Problem description –
Return all lines where the word "document" can be found.

Entries –
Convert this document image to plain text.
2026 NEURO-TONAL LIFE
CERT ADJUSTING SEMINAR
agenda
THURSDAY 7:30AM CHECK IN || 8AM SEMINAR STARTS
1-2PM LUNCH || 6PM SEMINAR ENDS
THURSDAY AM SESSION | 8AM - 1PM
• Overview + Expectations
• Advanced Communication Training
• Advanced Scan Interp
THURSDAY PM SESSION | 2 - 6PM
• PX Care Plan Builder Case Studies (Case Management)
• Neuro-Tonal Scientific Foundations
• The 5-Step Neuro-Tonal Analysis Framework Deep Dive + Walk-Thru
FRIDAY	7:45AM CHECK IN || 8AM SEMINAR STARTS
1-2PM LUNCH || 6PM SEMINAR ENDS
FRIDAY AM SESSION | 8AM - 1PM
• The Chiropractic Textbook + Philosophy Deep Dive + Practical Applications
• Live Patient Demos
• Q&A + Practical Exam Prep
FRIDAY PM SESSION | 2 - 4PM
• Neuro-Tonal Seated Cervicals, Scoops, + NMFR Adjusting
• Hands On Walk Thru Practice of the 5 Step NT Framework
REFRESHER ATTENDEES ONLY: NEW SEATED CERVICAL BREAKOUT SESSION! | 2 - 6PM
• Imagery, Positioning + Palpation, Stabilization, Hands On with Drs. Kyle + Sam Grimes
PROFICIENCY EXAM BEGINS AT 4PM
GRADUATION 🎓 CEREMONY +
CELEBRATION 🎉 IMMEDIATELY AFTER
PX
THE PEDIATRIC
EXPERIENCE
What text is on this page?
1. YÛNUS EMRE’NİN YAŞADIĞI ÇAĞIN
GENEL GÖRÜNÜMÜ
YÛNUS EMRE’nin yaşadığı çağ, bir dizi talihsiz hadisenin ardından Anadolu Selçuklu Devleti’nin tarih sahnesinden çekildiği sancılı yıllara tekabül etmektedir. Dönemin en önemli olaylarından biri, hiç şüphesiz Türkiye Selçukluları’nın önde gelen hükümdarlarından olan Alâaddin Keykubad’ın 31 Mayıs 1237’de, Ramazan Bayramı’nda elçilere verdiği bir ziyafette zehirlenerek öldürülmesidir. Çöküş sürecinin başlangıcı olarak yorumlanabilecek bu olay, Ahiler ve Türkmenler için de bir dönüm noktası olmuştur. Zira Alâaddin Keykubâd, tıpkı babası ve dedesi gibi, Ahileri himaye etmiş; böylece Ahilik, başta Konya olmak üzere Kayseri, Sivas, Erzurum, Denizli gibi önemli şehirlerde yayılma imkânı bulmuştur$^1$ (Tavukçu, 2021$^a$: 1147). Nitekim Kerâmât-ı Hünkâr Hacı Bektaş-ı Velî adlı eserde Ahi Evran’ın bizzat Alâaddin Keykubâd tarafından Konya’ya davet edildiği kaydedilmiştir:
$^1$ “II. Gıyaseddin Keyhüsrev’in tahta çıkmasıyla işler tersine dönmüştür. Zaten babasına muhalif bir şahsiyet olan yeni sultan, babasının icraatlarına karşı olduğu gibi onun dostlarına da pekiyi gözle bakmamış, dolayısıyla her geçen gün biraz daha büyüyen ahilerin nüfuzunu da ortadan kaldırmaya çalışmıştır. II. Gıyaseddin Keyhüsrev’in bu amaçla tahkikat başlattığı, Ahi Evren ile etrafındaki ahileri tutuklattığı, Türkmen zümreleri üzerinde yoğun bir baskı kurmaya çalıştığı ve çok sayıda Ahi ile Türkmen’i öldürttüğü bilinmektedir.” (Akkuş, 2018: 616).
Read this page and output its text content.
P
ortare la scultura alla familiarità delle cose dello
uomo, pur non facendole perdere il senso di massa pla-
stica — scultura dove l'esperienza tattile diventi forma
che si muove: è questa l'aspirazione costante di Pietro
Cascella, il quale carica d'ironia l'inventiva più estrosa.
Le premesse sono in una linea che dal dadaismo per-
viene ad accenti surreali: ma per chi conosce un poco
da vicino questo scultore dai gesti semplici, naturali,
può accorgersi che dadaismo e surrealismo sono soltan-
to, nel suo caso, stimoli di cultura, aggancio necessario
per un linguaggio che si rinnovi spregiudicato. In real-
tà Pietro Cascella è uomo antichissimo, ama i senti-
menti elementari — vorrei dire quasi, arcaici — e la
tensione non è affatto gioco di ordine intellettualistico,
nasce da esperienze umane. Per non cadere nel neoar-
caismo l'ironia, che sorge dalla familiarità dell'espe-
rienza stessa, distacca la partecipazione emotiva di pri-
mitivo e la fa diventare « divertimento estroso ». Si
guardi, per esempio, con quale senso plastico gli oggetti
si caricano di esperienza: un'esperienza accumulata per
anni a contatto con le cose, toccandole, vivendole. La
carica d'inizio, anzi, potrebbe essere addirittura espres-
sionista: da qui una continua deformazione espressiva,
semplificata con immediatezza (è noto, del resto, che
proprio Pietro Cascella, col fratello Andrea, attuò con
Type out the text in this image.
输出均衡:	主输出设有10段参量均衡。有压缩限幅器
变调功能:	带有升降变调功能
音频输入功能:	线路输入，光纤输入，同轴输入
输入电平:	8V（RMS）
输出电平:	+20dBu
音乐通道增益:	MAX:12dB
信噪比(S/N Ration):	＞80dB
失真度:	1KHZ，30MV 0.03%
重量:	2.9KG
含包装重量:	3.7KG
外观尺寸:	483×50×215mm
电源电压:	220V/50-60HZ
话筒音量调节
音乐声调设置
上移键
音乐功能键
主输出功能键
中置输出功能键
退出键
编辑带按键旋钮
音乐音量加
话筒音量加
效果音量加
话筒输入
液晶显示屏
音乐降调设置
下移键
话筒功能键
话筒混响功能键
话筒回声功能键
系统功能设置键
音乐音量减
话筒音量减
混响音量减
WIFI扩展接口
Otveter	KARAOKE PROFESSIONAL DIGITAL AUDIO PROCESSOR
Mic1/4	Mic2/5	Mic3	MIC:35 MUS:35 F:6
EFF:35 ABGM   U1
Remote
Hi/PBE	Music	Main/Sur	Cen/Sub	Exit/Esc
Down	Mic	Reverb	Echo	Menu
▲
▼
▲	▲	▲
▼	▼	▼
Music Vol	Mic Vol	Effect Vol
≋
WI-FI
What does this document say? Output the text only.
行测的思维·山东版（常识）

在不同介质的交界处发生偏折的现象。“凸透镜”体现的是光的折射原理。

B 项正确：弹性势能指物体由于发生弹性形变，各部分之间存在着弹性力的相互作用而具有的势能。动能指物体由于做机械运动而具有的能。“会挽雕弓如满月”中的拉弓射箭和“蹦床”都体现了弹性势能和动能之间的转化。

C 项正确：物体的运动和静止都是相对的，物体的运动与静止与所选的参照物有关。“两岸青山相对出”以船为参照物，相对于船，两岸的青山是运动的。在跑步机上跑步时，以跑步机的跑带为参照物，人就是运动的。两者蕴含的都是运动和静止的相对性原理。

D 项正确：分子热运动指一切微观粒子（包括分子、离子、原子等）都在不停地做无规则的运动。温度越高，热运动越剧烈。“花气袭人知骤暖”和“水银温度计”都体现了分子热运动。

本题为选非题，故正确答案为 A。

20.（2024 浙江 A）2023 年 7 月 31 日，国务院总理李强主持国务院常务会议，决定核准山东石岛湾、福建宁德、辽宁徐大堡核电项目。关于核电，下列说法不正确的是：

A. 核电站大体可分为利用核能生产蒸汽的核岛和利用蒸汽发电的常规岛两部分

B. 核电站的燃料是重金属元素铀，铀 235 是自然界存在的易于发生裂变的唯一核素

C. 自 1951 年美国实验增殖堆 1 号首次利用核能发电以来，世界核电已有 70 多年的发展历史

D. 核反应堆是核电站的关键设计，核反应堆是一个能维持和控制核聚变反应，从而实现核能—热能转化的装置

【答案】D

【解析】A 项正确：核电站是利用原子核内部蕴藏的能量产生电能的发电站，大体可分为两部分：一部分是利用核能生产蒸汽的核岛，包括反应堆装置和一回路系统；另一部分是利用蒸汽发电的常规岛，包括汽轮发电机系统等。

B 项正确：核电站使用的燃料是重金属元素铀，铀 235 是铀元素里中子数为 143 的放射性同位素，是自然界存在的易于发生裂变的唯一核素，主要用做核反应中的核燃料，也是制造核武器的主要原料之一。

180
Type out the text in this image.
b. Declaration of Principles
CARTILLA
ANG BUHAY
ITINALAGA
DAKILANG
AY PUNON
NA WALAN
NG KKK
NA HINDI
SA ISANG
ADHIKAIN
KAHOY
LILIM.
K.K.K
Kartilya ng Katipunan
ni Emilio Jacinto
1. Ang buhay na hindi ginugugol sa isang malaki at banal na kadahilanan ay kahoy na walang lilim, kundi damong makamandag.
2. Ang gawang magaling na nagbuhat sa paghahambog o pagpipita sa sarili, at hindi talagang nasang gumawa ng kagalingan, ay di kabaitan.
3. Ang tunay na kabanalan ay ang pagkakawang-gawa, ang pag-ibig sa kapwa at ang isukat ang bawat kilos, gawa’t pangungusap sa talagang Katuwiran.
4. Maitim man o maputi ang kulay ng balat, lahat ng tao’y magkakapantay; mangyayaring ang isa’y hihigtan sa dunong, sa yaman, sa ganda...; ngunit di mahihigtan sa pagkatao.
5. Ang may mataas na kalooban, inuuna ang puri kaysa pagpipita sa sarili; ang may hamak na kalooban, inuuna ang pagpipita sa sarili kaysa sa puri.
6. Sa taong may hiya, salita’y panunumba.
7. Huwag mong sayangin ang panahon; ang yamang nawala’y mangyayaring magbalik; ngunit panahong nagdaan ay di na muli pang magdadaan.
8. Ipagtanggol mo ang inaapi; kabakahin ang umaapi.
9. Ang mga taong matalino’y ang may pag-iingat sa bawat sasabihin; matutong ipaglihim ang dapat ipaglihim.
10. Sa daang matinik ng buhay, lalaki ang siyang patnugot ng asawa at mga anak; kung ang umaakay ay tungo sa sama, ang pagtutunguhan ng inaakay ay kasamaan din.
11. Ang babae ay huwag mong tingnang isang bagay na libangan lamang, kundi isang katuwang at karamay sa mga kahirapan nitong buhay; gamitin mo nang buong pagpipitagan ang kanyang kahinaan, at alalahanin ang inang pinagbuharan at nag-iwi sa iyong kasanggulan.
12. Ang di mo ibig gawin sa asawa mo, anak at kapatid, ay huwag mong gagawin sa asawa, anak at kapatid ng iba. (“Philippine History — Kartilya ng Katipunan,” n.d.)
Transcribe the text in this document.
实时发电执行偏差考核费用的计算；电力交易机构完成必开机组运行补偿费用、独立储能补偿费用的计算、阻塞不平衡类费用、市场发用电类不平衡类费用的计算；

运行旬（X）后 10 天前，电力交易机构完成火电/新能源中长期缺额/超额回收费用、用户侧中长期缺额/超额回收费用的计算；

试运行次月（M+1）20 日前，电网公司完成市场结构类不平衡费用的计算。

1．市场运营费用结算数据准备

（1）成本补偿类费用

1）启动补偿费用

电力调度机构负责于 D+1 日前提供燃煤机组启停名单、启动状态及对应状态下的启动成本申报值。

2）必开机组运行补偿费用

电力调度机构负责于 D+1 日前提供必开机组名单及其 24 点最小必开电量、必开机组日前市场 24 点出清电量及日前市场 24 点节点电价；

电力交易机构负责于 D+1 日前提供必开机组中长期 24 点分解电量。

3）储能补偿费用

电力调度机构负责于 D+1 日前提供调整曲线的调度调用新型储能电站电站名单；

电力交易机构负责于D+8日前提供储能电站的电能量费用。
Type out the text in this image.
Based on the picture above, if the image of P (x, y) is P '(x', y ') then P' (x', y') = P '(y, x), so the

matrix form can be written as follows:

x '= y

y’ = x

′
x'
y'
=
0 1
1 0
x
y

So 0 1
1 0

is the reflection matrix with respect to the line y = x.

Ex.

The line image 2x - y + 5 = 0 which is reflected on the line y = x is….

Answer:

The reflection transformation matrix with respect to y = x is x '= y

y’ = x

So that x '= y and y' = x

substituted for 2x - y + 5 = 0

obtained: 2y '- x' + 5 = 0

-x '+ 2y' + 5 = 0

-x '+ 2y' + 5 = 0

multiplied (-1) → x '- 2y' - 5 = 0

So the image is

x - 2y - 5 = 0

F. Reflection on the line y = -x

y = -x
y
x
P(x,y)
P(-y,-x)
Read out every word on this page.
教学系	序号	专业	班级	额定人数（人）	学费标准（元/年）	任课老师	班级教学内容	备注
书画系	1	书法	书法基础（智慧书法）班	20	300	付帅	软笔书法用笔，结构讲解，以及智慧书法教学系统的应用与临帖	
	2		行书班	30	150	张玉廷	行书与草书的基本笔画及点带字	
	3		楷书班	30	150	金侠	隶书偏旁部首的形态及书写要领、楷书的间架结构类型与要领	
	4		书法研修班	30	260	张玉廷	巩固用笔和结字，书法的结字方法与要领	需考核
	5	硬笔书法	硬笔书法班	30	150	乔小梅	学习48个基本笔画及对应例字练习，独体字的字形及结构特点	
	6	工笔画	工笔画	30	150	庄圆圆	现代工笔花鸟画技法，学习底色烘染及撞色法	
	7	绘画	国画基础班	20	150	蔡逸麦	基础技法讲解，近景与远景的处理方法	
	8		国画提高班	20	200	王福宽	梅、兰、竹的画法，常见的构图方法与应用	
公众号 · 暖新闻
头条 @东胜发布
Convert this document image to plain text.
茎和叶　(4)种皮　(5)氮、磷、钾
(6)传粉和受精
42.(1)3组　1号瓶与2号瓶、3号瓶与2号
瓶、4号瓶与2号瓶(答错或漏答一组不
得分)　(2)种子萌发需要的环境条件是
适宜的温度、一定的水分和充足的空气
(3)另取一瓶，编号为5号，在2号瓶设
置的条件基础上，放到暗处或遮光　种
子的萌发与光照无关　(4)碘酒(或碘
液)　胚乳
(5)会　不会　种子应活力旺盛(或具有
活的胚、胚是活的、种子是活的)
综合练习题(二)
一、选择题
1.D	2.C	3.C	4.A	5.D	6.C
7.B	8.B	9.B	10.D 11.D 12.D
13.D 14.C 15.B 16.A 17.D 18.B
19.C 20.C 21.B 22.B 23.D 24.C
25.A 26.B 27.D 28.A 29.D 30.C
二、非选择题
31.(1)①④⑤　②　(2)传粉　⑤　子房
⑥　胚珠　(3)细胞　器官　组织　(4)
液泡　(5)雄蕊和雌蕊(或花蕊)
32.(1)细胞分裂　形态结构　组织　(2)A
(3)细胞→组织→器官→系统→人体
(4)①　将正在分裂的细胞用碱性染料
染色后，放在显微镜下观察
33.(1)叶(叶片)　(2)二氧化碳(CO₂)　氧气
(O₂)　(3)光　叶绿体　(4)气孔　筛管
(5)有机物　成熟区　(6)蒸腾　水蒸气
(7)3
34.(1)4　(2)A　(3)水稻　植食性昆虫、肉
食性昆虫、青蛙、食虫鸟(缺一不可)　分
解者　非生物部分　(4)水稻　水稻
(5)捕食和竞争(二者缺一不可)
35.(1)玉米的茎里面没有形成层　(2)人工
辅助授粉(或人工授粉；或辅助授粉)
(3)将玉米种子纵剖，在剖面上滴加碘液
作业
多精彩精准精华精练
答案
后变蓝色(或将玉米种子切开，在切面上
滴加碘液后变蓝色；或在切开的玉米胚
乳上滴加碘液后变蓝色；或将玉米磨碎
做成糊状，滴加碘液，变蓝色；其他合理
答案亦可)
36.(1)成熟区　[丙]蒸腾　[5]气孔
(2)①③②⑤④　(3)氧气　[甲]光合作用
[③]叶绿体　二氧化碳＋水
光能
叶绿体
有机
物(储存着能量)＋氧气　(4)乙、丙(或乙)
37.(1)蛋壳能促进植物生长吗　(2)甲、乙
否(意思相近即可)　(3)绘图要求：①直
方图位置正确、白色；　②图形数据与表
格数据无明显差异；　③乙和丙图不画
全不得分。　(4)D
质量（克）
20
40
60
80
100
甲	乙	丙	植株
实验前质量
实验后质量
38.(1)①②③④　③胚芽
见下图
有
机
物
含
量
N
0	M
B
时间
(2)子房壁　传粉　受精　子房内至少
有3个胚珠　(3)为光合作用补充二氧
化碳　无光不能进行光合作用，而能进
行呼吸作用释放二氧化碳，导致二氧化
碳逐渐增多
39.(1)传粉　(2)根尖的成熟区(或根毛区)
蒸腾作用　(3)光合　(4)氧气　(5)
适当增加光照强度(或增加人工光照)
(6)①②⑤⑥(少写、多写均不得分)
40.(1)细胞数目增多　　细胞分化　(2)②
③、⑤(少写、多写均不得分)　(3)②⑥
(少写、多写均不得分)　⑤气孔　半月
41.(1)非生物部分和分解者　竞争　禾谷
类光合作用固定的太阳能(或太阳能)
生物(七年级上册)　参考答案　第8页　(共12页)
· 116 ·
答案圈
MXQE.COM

Correct response –
Convert this document image to plain text.
What does this document say? Output the text only.
Transcribe the text in this document.
Convert this document image to plain text.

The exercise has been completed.